[Records that describe figures]

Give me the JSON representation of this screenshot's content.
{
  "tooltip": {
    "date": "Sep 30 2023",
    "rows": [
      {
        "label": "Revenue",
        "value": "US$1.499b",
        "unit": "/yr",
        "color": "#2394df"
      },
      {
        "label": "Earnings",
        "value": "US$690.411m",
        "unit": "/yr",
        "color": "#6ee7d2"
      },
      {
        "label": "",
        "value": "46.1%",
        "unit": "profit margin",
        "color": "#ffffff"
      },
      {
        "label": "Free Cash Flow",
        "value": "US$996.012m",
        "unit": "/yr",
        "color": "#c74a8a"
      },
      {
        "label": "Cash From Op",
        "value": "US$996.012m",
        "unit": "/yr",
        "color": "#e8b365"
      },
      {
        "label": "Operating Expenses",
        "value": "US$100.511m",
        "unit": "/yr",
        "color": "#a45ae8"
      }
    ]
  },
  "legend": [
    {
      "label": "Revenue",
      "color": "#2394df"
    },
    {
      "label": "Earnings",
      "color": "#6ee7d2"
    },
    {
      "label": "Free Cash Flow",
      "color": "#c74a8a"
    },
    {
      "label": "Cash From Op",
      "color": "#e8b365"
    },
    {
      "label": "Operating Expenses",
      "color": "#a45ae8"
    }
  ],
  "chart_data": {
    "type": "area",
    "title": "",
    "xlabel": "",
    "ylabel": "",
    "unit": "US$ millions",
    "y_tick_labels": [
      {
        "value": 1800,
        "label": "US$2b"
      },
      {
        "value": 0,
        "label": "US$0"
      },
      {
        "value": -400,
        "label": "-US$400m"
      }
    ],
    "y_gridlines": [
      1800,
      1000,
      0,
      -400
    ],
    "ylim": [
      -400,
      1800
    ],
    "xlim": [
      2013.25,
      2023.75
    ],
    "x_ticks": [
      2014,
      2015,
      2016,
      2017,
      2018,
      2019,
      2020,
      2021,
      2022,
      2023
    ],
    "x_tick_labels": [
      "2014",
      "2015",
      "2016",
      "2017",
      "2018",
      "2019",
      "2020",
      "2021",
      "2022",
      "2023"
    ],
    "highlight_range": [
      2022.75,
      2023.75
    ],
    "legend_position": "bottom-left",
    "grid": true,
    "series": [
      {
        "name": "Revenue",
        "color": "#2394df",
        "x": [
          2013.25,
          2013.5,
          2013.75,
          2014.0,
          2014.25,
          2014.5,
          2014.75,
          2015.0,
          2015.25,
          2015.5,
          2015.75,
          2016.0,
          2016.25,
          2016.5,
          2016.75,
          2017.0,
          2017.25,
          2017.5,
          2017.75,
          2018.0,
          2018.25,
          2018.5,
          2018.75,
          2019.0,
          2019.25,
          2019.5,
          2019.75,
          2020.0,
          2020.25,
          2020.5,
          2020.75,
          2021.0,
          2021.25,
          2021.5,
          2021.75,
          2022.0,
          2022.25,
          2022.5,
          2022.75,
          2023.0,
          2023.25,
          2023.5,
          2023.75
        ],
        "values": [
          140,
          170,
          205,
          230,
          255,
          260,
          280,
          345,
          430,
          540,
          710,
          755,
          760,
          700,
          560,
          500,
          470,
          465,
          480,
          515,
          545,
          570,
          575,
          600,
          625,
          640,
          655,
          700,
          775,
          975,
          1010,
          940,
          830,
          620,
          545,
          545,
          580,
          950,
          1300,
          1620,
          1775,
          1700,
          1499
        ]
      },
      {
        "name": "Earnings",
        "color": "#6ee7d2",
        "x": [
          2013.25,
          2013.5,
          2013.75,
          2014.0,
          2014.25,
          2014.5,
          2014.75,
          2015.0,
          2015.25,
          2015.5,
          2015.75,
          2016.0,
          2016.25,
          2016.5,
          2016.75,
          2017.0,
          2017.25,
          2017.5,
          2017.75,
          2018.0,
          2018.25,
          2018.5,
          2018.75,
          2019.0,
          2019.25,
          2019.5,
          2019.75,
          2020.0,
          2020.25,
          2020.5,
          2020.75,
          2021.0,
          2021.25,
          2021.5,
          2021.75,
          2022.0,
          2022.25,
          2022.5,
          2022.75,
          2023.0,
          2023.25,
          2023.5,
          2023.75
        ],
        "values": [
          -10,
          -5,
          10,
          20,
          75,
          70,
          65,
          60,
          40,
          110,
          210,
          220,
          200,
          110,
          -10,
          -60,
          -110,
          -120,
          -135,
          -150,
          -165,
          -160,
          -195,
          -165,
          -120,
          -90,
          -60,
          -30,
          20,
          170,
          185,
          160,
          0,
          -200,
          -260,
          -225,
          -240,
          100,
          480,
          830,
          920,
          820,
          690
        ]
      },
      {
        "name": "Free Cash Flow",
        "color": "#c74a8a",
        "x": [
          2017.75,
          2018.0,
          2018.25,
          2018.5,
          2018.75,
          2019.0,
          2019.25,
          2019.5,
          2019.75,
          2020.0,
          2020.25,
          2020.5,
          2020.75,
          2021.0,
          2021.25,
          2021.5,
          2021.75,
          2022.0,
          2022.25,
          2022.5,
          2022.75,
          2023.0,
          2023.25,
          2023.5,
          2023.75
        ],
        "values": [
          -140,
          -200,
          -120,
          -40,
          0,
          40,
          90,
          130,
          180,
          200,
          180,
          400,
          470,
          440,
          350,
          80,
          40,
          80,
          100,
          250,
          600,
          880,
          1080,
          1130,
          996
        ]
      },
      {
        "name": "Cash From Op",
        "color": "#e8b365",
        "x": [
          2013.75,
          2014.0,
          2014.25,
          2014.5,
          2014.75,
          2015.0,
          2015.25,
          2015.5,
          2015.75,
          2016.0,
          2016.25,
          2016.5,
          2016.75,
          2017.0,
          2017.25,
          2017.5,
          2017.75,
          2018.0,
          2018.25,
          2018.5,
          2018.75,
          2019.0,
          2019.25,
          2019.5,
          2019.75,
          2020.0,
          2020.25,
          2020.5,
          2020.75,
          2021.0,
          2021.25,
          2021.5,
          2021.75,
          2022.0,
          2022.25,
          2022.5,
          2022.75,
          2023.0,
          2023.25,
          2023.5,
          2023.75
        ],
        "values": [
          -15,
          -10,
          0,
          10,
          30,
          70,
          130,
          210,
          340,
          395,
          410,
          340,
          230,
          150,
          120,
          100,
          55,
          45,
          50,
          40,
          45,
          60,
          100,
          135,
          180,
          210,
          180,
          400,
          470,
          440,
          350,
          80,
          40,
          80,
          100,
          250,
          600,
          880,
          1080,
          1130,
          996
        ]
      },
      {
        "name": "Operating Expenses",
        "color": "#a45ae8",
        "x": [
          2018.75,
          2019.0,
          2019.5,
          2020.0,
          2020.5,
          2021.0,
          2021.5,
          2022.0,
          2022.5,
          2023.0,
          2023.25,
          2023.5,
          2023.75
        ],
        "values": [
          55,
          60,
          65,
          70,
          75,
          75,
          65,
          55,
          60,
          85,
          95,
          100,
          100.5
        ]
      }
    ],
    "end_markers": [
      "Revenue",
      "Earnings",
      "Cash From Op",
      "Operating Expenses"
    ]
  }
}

TO DO: Copy every line of the material in which the word "Revenue" occurs.

RESPONSE TO THE TASK:
        "label": "Revenue",
      "label": "Revenue",
        "name": "Revenue",
      "Revenue",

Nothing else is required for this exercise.